Brief >>
Every record here needs to be written out again exactly.

Material provided >>
========================================================================

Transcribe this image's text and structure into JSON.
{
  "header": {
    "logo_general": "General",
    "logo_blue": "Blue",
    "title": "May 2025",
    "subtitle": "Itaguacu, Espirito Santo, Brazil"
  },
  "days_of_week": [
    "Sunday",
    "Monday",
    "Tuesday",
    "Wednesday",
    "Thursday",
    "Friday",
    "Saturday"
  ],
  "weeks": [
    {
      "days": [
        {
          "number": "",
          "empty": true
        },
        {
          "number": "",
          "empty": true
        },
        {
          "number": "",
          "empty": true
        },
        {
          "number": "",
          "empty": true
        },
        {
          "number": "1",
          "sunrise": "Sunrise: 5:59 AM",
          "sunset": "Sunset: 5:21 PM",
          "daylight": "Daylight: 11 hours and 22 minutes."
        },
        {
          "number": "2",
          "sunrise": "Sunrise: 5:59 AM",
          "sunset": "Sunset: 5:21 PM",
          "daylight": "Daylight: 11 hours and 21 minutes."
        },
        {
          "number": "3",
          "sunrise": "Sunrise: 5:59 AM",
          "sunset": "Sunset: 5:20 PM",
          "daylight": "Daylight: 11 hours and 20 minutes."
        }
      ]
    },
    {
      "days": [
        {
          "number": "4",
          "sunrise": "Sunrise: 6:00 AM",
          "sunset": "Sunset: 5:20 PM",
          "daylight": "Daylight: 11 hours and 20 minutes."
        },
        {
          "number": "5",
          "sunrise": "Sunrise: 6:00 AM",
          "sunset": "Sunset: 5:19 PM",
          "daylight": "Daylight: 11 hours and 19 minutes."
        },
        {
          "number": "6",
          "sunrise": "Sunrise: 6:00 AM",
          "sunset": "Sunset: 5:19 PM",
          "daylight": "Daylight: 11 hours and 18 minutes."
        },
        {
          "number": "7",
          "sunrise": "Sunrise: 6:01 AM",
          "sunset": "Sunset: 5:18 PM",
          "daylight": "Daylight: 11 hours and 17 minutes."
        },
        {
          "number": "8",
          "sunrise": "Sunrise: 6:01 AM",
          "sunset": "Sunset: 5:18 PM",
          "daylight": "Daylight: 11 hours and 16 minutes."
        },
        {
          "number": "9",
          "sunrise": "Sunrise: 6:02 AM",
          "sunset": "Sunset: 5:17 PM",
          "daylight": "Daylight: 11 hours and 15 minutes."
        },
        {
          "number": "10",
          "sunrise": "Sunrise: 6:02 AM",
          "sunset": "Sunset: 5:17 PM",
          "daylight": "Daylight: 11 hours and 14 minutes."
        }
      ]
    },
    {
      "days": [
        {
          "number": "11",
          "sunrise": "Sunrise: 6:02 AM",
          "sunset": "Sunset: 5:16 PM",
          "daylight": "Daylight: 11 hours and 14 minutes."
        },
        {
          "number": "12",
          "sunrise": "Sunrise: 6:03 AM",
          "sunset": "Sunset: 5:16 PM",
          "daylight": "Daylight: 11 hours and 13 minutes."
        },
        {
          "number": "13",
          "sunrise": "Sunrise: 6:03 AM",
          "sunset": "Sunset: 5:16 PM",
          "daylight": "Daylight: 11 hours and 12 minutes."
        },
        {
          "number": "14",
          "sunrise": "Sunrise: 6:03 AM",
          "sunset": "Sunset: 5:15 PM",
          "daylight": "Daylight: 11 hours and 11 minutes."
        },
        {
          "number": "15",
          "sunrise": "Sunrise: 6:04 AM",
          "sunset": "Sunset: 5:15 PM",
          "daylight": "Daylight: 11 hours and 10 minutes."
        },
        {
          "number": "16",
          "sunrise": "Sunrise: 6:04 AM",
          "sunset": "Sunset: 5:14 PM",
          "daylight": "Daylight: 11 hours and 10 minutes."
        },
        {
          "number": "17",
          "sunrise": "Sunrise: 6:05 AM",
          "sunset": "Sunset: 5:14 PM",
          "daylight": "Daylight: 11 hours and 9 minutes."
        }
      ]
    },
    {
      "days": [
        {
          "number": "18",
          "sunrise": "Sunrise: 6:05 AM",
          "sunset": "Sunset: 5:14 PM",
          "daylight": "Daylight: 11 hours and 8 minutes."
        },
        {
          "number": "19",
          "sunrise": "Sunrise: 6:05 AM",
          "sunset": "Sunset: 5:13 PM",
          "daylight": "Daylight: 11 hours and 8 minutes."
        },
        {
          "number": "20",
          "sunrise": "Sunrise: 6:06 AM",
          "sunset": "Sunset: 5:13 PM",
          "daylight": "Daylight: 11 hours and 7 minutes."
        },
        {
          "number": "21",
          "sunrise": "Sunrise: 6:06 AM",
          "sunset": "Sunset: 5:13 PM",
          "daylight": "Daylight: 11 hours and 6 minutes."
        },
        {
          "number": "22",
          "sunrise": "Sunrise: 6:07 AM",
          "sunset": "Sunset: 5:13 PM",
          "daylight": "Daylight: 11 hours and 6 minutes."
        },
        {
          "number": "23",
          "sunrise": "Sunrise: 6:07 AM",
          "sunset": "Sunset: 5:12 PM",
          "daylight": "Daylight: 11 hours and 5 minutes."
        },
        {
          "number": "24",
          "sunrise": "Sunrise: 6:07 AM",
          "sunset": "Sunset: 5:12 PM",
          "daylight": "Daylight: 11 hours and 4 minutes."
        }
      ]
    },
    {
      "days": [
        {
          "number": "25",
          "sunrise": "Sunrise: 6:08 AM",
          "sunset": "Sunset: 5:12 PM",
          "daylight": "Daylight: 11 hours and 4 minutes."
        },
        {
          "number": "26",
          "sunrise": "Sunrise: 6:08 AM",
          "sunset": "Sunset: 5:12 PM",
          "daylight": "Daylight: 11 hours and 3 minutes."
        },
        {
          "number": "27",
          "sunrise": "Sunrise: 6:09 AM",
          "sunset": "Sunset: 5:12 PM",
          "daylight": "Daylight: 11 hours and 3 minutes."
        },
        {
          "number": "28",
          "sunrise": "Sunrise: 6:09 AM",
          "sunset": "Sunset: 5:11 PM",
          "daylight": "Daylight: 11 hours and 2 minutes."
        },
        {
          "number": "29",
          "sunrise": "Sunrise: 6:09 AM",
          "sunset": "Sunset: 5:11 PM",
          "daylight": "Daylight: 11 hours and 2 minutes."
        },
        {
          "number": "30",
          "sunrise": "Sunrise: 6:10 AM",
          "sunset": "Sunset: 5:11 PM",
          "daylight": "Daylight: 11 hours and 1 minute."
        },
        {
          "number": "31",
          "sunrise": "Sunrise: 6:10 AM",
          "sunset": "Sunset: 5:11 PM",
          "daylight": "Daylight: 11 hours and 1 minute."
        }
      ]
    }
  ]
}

========================================================================

Task output >>
Transcribe this image's text and structure into JSON.
{
  "header": {
    "logo_general": "General",
    "logo_blue": "Blue",
    "title": "May 2025",
    "subtitle": "Itaguacu, Espirito Santo, Brazil"
  },
  "days_of_week": [
    "Sunday",
    "Monday",
    "Tuesday",
    "Wednesday",
    "Thursday",
    "Friday",
    "Saturday"
  ],
  "weeks": [
    {
      "days": [
        {
          "number": "",
          "empty": true
        },
        {
          "number": "",
          "empty": true
        },
        {
          "number": "",
          "empty": true
        },
        {
          "number": "",
          "empty": true
        },
        {
          "number": "1",
          "sunrise": "Sunrise: 5:59 AM",
          "sunset": "Sunset: 5:21 PM",
          "daylight": "Daylight: 11 hours and 22 minutes."
        },
        {
          "number": "2",
          "sunrise": "Sunrise: 5:59 AM",
          "sunset": "Sunset: 5:21 PM",
          "daylight": "Daylight: 11 hours and 21 minutes."
        },
        {
          "number": "3",
          "sunrise": "Sunrise: 5:59 AM",
          "sunset": "Sunset: 5:20 PM",
          "daylight": "Daylight: 11 hours and 20 minutes."
        }
      ]
    },
    {
      "days": [
        {
          "number": "4",
          "sunrise": "Sunrise: 6:00 AM",
          "sunset": "Sunset: 5:20 PM",
          "daylight": "Daylight: 11 hours and 20 minutes."
        },
        {
          "number": "5",
          "sunrise": "Sunrise: 6:00 AM",
          "sunset": "Sunset: 5:19 PM",
          "daylight": "Daylight: 11 hours and 19 minutes."
        },
        {
          "number": "6",
          "sunrise": "Sunrise: 6:00 AM",
          "sunset": "Sunset: 5:19 PM",
          "daylight": "Daylight: 11 hours and 18 minutes."
        },
        {
          "number": "7",
          "sunrise": "Sunrise: 6:01 AM",
          "sunset": "Sunset: 5:18 PM",
          "daylight": "Daylight: 11 hours and 17 minutes."
        },
        {
          "number": "8",
          "sunrise": "Sunrise: 6:01 AM",
          "sunset": "Sunset: 5:18 PM",
          "daylight": "Daylight: 11 hours and 16 minutes."
        },
        {
          "number": "9",
          "sunrise": "Sunrise: 6:02 AM",
          "sunset": "Sunset: 5:17 PM",
          "daylight": "Daylight: 11 hours and 15 minutes."
        },
        {
          "number": "10",
          "sunrise": "Sunrise: 6:02 AM",
          "sunset": "Sunset: 5:17 PM",
          "daylight": "Daylight: 11 hours and 14 minutes."
        }
      ]
    },
    {
      "days": [
        {
          "number": "11",
          "sunrise": "Sunrise: 6:02 AM",
          "sunset": "Sunset: 5:16 PM",
          "daylight": "Daylight: 11 hours and 14 minutes."
        },
        {
          "number": "12",
          "sunrise": "Sunrise: 6:03 AM",
          "sunset": "Sunset: 5:16 PM",
          "daylight": "Daylight: 11 hours and 13 minutes."
        },
        {
          "number": "13",
          "sunrise": "Sunrise: 6:03 AM",
          "sunset": "Sunset: 5:16 PM",
          "daylight": "Daylight: 11 hours and 12 minutes."
        },
        {
          "number": "14",
          "sunrise": "Sunrise: 6:03 AM",
          "sunset": "Sunset: 5:15 PM",
          "daylight": "Daylight: 11 hours and 11 minutes."
        },
        {
          "number": "15",
          "sunrise": "Sunrise: 6:04 AM",
          "sunset": "Sunset: 5:15 PM",
          "daylight": "Daylight: 11 hours and 10 minutes."
        },
        {
          "number": "16",
          "sunrise": "Sunrise: 6:04 AM",
          "sunset": "Sunset: 5:14 PM",
          "daylight": "Daylight: 11 hours and 10 minutes."
        },
        {
          "number": "17",
          "sunrise": "Sunrise: 6:05 AM",
          "sunset": "Sunset: 5:14 PM",
          "daylight": "Daylight: 11 hours and 9 minutes."
        }
      ]
    },
    {
      "days": [
        {
          "number": "18",
          "sunrise": "Sunrise: 6:05 AM",
          "sunset": "Sunset: 5:14 PM",
          "daylight": "Daylight: 11 hours and 8 minutes."
        },
        {
          "number": "19",
          "sunrise": "Sunrise: 6:05 AM",
          "sunset": "Sunset: 5:13 PM",
          "daylight": "Daylight: 11 hours and 8 minutes."
        },
        {
          "number": "20",
          "sunrise": "Sunrise: 6:06 AM",
          "sunset": "Sunset: 5:13 PM",
          "daylight": "Daylight: 11 hours and 7 minutes."
        },
        {
          "number": "21",
          "sunrise": "Sunrise: 6:06 AM",
          "sunset": "Sunset: 5:13 PM",
          "daylight": "Daylight: 11 hours and 6 minutes."
        },
        {
          "number": "22",
          "sunrise": "Sunrise: 6:07 AM",
          "sunset": "Sunset: 5:13 PM",
          "daylight": "Daylight: 11 hours and 6 minutes."
        },
        {
          "number": "23",
          "sunrise": "Sunrise: 6:07 AM",
          "sunset": "Sunset: 5:12 PM",
          "daylight": "Daylight: 11 hours and 5 minutes."
        },
        {
          "number": "24",
          "sunrise": "Sunrise: 6:07 AM",
          "sunset": "Sunset: 5:12 PM",
          "daylight": "Daylight: 11 hours and 4 minutes."
        }
      ]
    },
    {
      "days": [
        {
          "number": "25",
          "sunrise": "Sunrise: 6:08 AM",
          "sunset": "Sunset: 5:12 PM",
          "daylight": "Daylight: 11 hours and 4 minutes."
        },
        {
          "number": "26",
          "sunrise": "Sunrise: 6:08 AM",
          "sunset": "Sunset: 5:12 PM",
          "daylight": "Daylight: 11 hours and 3 minutes."
        },
        {
          "number": "27",
          "sunrise": "Sunrise: 6:09 AM",
          "sunset": "Sunset: 5:12 PM",
          "daylight": "Daylight: 11 hours and 3 minutes."
        },
        {
          "number": "28",
          "sunrise": "Sunrise: 6:09 AM",
          "sunset": "Sunset: 5:11 PM",
          "daylight": "Daylight: 11 hours and 2 minutes."
        },
        {
          "number": "29",
          "sunrise": "Sunrise: 6:09 AM",
          "sunset": "Sunset: 5:11 PM",
          "daylight": "Daylight: 11 hours and 2 minutes."
        },
        {
          "number": "30",
          "sunrise": "Sunrise: 6:10 AM",
          "sunset": "Sunset: 5:11 PM",
          "daylight": "Daylight: 11 hours and 1 minute."
        },
        {
          "number": "31",
          "sunrise": "Sunrise: 6:10 AM",
          "sunset": "Sunset: 5:11 PM",
          "daylight": "Daylight: 11 hours and 1 minute."
        }
      ]
    }
  ]
}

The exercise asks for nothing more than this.